- Goal: Copy out each line of the data that holds the word "ฒนเวศน".

━━ Provided records

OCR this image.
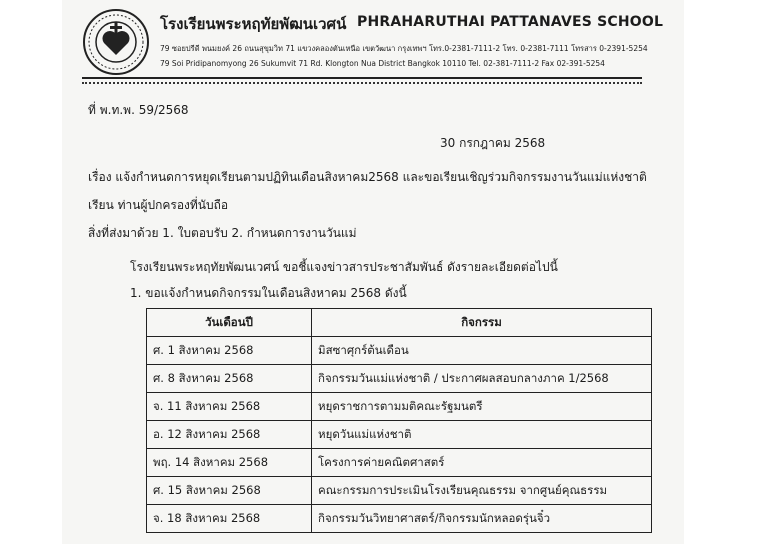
โรงเรียนพระหฤทัยพัฒนเวศน์ PHRAHARUTHAI PATTANAVES SCHOOL
79 ซอยปรีดี พนมยงค์ 26 ถนนสุขุมวิท 71 แขวงคลองตันเหนือ เขตวัฒนา กรุงเทพฯ โทร.0-2381-7111-2 โทร. 0-2381-7111 โทรสาร 0-2391-5254
79 Soi Pridipanomyong 26 Sukumvit 71 Rd. Klongton Nua District Bangkok 10110 Tel. 02-381-7111-2 Fax 02-391-5254
ที่ พ.ท.พ. 59/2568
30 กรกฎาคม 2568
เรื่อง แจ้งกำหนดการหยุดเรียนตามปฏิทินเดือนสิงหาคม2568 และขอเรียนเชิญร่วมกิจกรรมงานวันแม่แห่งชาติ
เรียน ท่านผู้ปกครองที่นับถือ
สิ่งที่ส่งมาด้วย 1. ใบตอบรับ 2. กำหนดการงานวันแม่
โรงเรียนพระหฤทัยพัฒนเวศน์ ขอชี้แจงข่าวสารประชาสัมพันธ์ ดังรายละเอียดต่อไปนี้
1. ขอแจ้งกำหนดกิจกรรมในเดือนสิงหาคม 2568 ดังนี้
วันเดือนปี	กิจกรรม
ศ. 1 สิงหาคม 2568	มิสซาศุกร์ต้นเดือน
ศ. 8 สิงหาคม 2568	กิจกรรมวันแม่แห่งชาติ / ประกาศผลสอบกลางภาค 1/2568
จ. 11 สิงหาคม 2568	หยุดราชการตามมติคณะรัฐมนตรี
อ. 12 สิงหาคม 2568	หยุดวันแม่แห่งชาติ
พฤ. 14 สิงหาคม 2568	โครงการค่ายคณิตศาสตร์
ศ. 15 สิงหาคม 2568	คณะกรรมการประเมินโรงเรียนคุณธรรม จากศูนย์คุณธรรม
จ. 18 สิงหาคม 2568	กิจกรรมวันวิทยาศาสตร์/กิจกรรมนักหลอดรุ่นจิ๋ว
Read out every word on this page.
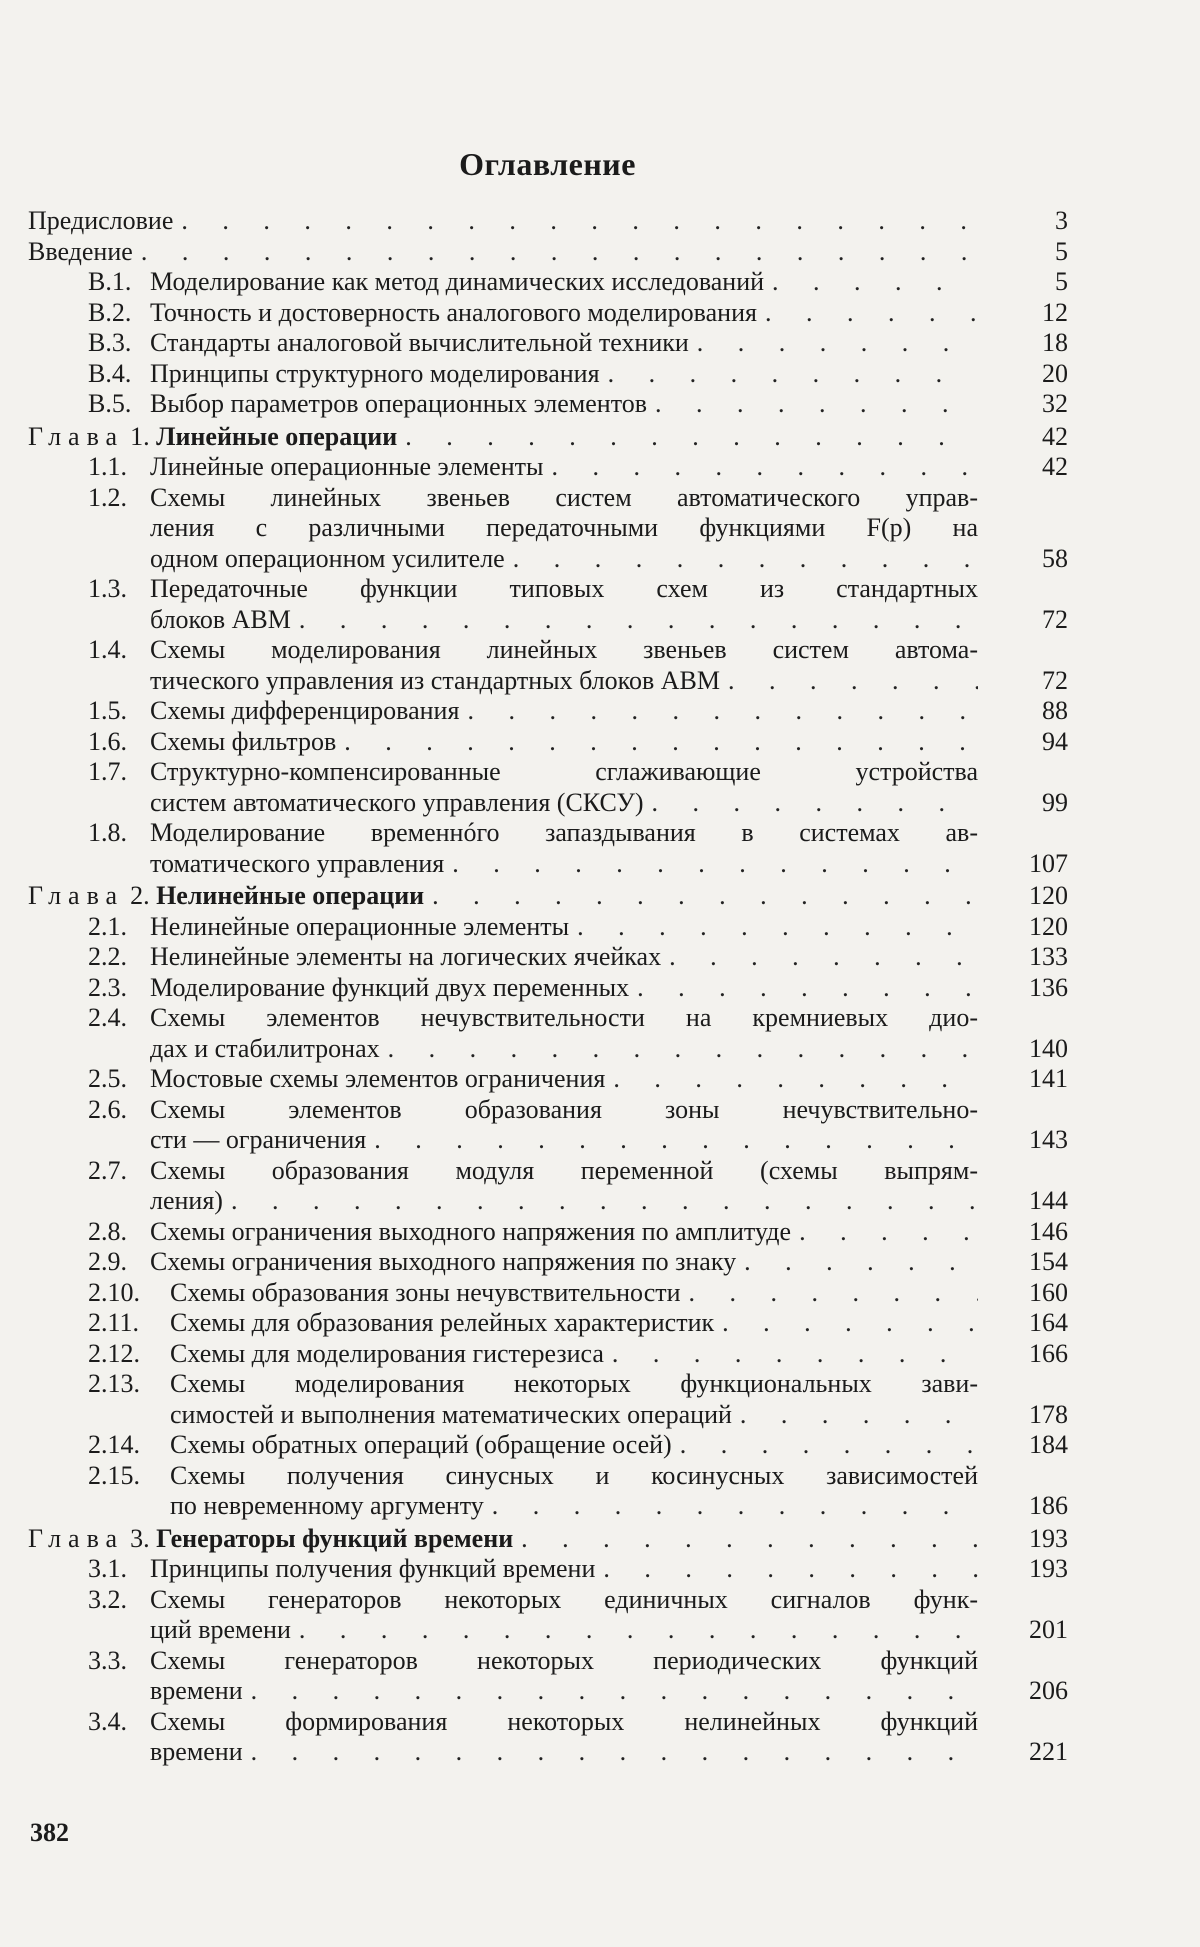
Оглавление
Предисловие . . . . . . . . . . . . . . . . . . .	3
Введение . . . . . . . . . . . . . . . . . . . .	5
B.1. Моделирование как метод динамических исследований . . . . .	5
B.2. Точность и достоверность аналогового моделирования . . . . .	12
B.3. Стандарты аналоговой вычислительной техники . . . . . . .	18
B.4. Принципы структурного моделирования . . . . . . . . .	20
B.5. Выбор параметров операционных элементов . . . . . . . .	32
Глава 1. Линейные операции . . . . . . . . . . . . . .	42
1.1. Линейные операционные элементы . . . . . . . . . .	42
1.2. Схемы линейных звеньев систем автоматического управ-
ления с различными передаточными функциями F(p) на
одном операционном усилителе . . . . . . . . . . .	58
1.3. Передаточные функции типовых схем из стандартных
блоков АВМ . . . . . . . . . . . . . . . . .	72
1.4. Схемы моделирования линейных звеньев систем автома-
тического управления из стандартных блоков АВМ . . . . . .	72
1.5. Схемы дифференцирования . . . . . . . . . . . . .	88
1.6. Схемы фильтров . . . . . . . . . . . . . . . .	94
1.7. Структурно-компенсированные сглаживающие устройства
систем автоматического управления (СКСУ) . . . . . . . .	99
1.8. Моделирование временнóго запаздывания в системах ав-
томатического управления . . . . . . . . . . . . .	107
Глава 2. Нелинейные операции . . . . . . . . . . . . .	120
2.1. Нелинейные операционные элементы . . . . . . . . . .	120
2.2. Нелинейные элементы на логических ячейках . . . . . . . .	133
2.3. Моделирование функций двух переменных . . . . . . . .	136
2.4. Схемы элементов нечувствительности на кремниевых дио-
дах и стабилитронах . . . . . . . . . . . . . .	140
2.5. Мостовые схемы элементов ограничения . . . . . . . . .	141
2.6. Схемы элементов образования зоны нечувствительно-
сти — ограничения . . . . . . . . . . . . . . .	143
2.7. Схемы образования модуля переменной (схемы выпрям-
ления) . . . . . . . . . . . . . . . . . .	144
2.8. Схемы ограничения выходного напряжения по амплитуде . . . .	146
2.9. Схемы ограничения выходного напряжения по знаку . . . . . .	154
2.10.	Схемы образования зоны нечувствительности . . . . . . .	160
2.11.	Схемы для образования релейных характеристик . . . . . .	164
2.12.	Схемы для моделирования гистерезиса . . . . . . . . .	166
2.13.	Схемы моделирования некоторых функциональных зави-
симостей и выполнения математических операций . . . . . .	178
2.14.	Схемы обратных операций (обращение осей) . . . . . . .	184
2.15.	Схемы получения синусных и косинусных зависимостей
по невременному аргументу . . . . . . . . . . . .	186
Глава 3. Генераторы функций времени . . . . . . . . . . .	193
3.1. Принципы получения функций времени . . . . . . . . .	193
3.2. Схемы генераторов некоторых единичных сигналов функ-
ций времени . . . . . . . . . . . . . . . . .	201
3.3. Схемы генераторов некоторых периодических функций
времени . . . . . . . . . . . . . . . . . .	206
3.4. Схемы формирования некоторых нелинейных функций
времени . . . . . . . . . . . . . . . . . .	221
382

━━━━

- Task response:
โรงเรียนพระหฤทัยพัฒนเวศน์ PHRAHARUTHAI PATTANAVES SCHOOL
โรงเรียนพระหฤทัยพัฒนเวศน์ ขอชี้แจงข่าวสารประชาสัมพันธ์ ดังรายละเอียดต่อไปนี้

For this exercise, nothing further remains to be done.